***** Dataset rows

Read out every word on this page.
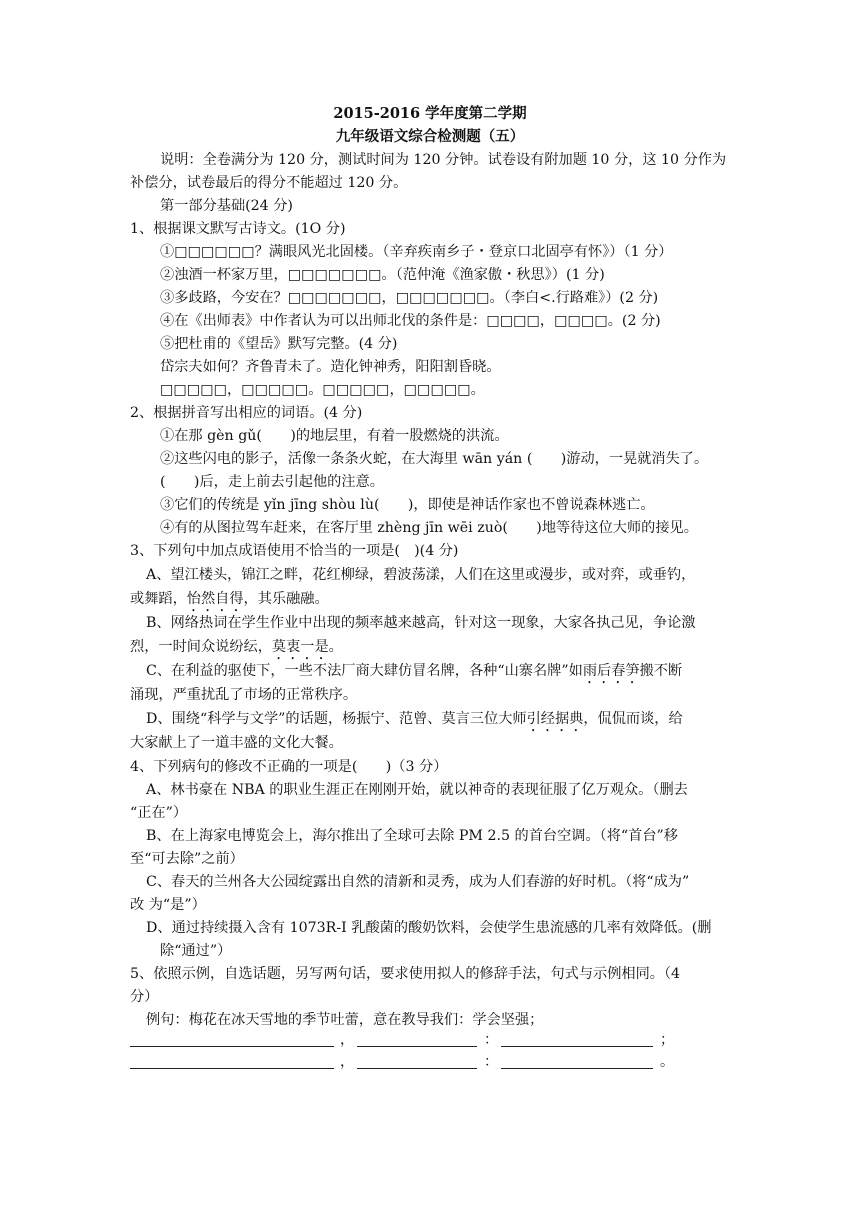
2015-2016 学年度第二学期
九年级语文综合检测题（五）
说明：全卷满分为 120 分，测试时间为 120 分钟。试卷设有附加题 10 分，这 10 分作为
补偿分，试卷最后的得分不能超过 120 分。
第一部分基础(24 分)
1、根据课文默写古诗文。(1O 分)
①□□□□□□？满眼风光北固楼。（辛弃疾南乡子・登京口北固亭有怀》）（1 分）
②浊酒一杯家万里，□□□□□□□。（范仲淹《渔家傲・秋思》）(1 分)
③多歧路，今安在？□□□□□□□，□□□□□□□。（李白<.行路难》）(2 分)
④在《出师表》中作者认为可以出师北伐的条件是：□□□□，□□□□。(2 分)
⑤把杜甫的《望岳》默写完整。(4 分)
岱宗夫如何？齐鲁青未了。造化钟神秀，阳阳割昏晓。
□□□□□，□□□□□。□□□□□，□□□□□。
2、根据拼音写出相应的词语。(4 分)
①在那 gèn gǔ(　　)的地层里，有着一股燃烧的洪流。
②这些闪电的影子，活像一条条火蛇，在大海里 wān yán (　　)游动，一晃就消失了。
(　　)后，走上前去引起他的注意。
③它们的传统是 yǐn jīng shòu lù(　　)，即使是神话作家也不曾说森林逃亡。
④有的从图拉驾车赶来，在客厅里 zhèng jīn wēi zuò(　　)地等待这位大师的接见。
3、下列句中加点成语使用不恰当的一项是(　)(4 分)
A、望江楼头，锦江之畔，花红柳绿，碧波荡漾，人们在这里或漫步，或对弈，或垂钓，
或舞蹈，怡然自得，其乐融融。
B、网络热词在学生作业中出现的频率越来越高，针对这一现象，大家各执己见，争论激
烈，一时间众说纷纭，莫衷一是。
C、在利益的驱使下，一些不法厂商大肆仿冒名牌，各种“山寨名牌”如雨后春笋搬不断
涌现，严重扰乱了市场的正常秩序。
D、围绕“科学与文学”的话题，杨振宁、范曾、莫言三位大师引经据典，侃侃而谈，给
大家献上了一道丰盛的文化大餐。
4、下列病句的修改不正确的一项是(　　)（3 分）
A、林书豪在 NBA 的职业生涯正在刚刚开始，就以神奇的表现征服了亿万观众。（删去
“正在”）
B、在上海家电博览会上，海尔推出了全球可去除 PM 2.5 的首台空调。（将“首台”移
至“可去除”之前）
C、春天的兰州各大公园绽露出自然的清新和灵秀，成为人们春游的好时机。（将“成为”
改 为“是”）
D、通过持续摄入含有 1073R-I 乳酸菌的酸奶饮料，会使学生患流感的几率有效降低。(删
除“通过”）
5、依照示例，自选话题，另写两句话，要求使用拟人的修辞手法，句式与示例相同。（4
分）
例句：梅花在冰天雪地的季节吐蕾，意在教导我们：学会坚强；
，	：	；
，	：	。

**********

Skip the pictures and transcribe the rest of the records exactly.

> [Task response]
Read out every word on this page.
2015-2016 学年度第二学期
九年级语文综合检测题（五）
说明：全卷满分为 120 分，测试时间为 120 分钟。试卷设有附加题 10 分，这 10 分作为
补偿分，试卷最后的得分不能超过 120 分。
第一部分基础(24 分)
1、根据课文默写古诗文。(1O 分)
①□□□□□□？满眼风光北固楼。（辛弃疾南乡子・登京口北固亭有怀》）（1 分）
②浊酒一杯家万里，□□□□□□□。（范仲淹《渔家傲・秋思》）(1 分)
③多歧路，今安在？□□□□□□□，□□□□□□□。（李白<.行路难》）(2 分)
④在《出师表》中作者认为可以出师北伐的条件是：□□□□，□□□□。(2 分)
⑤把杜甫的《望岳》默写完整。(4 分)
岱宗夫如何？齐鲁青未了。造化钟神秀，阳阳割昏晓。
□□□□□，□□□□□。□□□□□，□□□□□。
2、根据拼音写出相应的词语。(4 分)
①在那 gèn gǔ(　　)的地层里，有着一股燃烧的洪流。
②这些闪电的影子，活像一条条火蛇，在大海里 wān yán (　　)游动，一晃就消失了。
(　　)后，走上前去引起他的注意。
③它们的传统是 yǐn jīng shòu lù(　　)，即使是神话作家也不曾说森林逃亡。
④有的从图拉驾车赶来，在客厅里 zhèng jīn wēi zuò(　　)地等待这位大师的接见。
3、下列句中加点成语使用不恰当的一项是(　)(4 分)
A、望江楼头，锦江之畔，花红柳绿，碧波荡漾，人们在这里或漫步，或对弈，或垂钓，
或舞蹈，怡然自得，其乐融融。
B、网络热词在学生作业中出现的频率越来越高，针对这一现象，大家各执己见，争论激
烈，一时间众说纷纭，莫衷一是。
C、在利益的驱使下，一些不法厂商大肆仿冒名牌，各种“山寨名牌”如雨后春笋搬不断
涌现，严重扰乱了市场的正常秩序。
D、围绕“科学与文学”的话题，杨振宁、范曾、莫言三位大师引经据典，侃侃而谈，给
大家献上了一道丰盛的文化大餐。
4、下列病句的修改不正确的一项是(　　)（3 分）
A、林书豪在 NBA 的职业生涯正在刚刚开始，就以神奇的表现征服了亿万观众。（删去
“正在”）
B、在上海家电博览会上，海尔推出了全球可去除 PM 2.5 的首台空调。（将“首台”移
至“可去除”之前）
C、春天的兰州各大公园绽露出自然的清新和灵秀，成为人们春游的好时机。（将“成为”
改 为“是”）
D、通过持续摄入含有 1073R-I 乳酸菌的酸奶饮料，会使学生患流感的几率有效降低。(删
除“通过”）
5、依照示例，自选话题，另写两句话，要求使用拟人的修辞手法，句式与示例相同。（4
分）
例句：梅花在冰天雪地的季节吐蕾，意在教导我们：学会坚强；
，	：	；
，	：	。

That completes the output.